▶ SHORT PROBLEM: Below are the entries; count the lines in them that contain the word "screenshot" and give only the number.

▶ DATA PROVIDED:
▬▬▬

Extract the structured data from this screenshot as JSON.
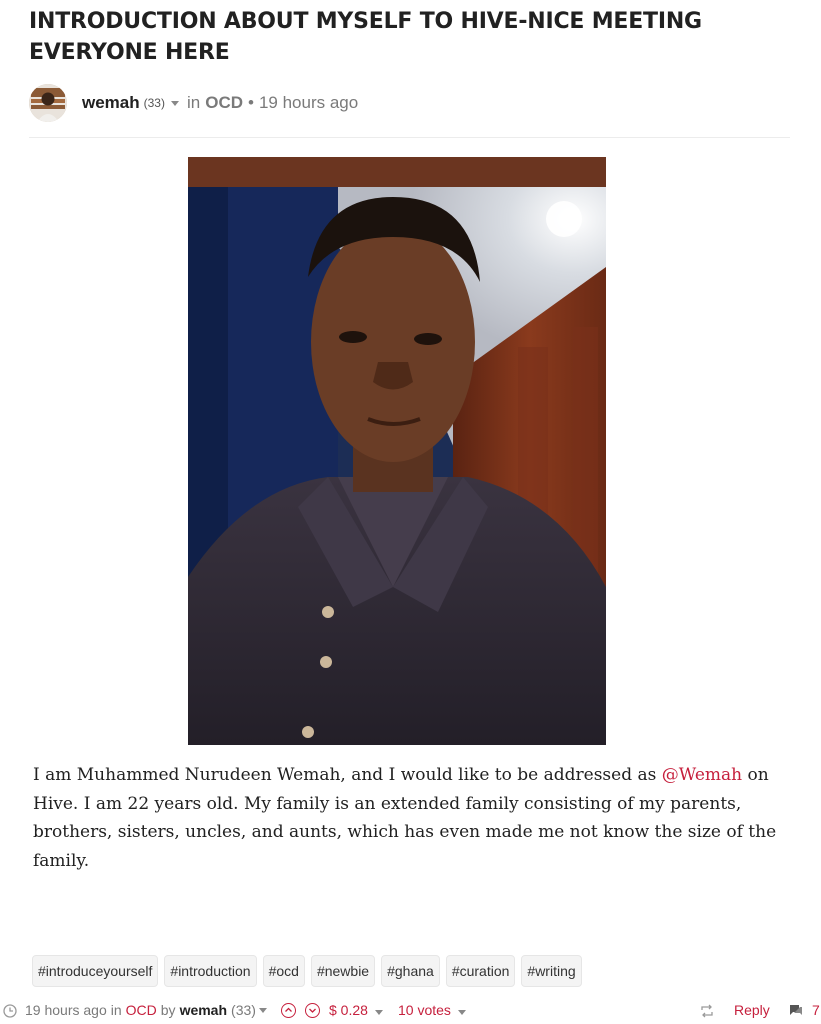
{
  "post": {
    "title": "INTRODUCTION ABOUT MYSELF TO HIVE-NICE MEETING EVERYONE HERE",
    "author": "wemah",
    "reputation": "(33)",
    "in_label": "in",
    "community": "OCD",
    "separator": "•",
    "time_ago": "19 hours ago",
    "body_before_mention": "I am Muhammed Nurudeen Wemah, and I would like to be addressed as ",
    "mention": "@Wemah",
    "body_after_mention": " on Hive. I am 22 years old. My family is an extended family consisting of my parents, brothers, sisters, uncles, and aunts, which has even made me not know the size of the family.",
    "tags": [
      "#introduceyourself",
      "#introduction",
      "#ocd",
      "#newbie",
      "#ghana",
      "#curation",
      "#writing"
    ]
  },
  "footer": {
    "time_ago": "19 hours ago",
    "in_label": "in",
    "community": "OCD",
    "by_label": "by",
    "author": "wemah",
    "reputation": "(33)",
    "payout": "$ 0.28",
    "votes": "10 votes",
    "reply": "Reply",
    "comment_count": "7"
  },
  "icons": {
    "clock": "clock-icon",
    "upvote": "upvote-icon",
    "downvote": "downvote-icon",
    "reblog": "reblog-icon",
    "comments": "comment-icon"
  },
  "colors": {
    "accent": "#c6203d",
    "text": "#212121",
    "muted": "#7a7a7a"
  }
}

▬▬▬

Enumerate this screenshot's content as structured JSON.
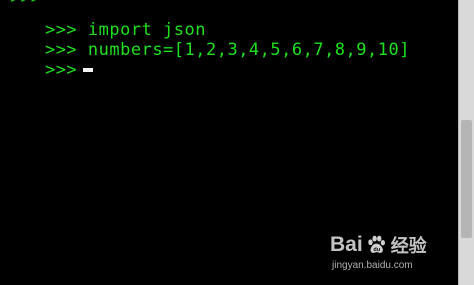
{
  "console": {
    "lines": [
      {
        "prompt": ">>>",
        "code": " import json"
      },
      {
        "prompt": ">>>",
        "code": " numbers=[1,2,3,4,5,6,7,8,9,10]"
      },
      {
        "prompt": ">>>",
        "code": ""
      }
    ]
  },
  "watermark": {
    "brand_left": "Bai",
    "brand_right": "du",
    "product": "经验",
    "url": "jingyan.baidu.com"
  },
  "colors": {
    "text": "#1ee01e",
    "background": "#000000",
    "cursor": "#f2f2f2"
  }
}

▬▬▬

▶ SOLUTION: 2